WHAT THIS TASK INVOLVES: Pick out all lines in the listing holding the string "Barnstolar" and copy them.
===============
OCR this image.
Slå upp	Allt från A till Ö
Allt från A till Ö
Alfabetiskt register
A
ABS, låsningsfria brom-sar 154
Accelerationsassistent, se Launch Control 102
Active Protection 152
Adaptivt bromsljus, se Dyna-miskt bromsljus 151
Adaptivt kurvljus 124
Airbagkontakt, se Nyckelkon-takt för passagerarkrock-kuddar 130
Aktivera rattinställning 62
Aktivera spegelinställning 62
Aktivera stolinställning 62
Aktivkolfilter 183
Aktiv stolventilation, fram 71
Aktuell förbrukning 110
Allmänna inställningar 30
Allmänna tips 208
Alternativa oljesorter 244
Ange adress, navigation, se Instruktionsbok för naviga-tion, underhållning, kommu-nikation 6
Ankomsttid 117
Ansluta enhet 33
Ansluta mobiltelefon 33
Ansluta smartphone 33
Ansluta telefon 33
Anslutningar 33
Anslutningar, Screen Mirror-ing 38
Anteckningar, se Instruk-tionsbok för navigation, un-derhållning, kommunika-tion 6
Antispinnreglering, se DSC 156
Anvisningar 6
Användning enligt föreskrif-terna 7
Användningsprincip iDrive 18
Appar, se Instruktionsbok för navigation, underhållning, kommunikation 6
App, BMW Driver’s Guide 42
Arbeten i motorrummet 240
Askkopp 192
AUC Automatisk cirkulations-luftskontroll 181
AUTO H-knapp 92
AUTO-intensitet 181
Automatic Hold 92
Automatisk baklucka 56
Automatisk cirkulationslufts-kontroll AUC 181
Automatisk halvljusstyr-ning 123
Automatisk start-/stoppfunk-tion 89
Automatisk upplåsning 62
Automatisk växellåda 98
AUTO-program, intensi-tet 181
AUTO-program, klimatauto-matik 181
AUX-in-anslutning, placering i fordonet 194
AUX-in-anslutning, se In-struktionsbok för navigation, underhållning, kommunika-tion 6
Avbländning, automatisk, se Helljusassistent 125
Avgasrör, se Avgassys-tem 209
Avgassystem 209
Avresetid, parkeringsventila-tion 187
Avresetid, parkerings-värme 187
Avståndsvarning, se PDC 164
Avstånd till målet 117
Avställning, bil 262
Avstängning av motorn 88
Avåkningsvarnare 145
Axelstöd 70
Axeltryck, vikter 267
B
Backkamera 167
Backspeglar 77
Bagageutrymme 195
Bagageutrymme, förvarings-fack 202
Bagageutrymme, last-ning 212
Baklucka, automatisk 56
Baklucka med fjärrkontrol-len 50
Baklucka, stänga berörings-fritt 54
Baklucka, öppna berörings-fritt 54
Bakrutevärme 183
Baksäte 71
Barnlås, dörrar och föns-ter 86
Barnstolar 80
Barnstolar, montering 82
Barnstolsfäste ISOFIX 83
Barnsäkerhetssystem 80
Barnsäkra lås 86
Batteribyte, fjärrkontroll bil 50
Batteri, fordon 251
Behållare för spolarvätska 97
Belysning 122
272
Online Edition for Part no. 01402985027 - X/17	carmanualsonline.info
===============
FINISHED EXERCISE:
Barnstolar 80
Barnstolar, montering 82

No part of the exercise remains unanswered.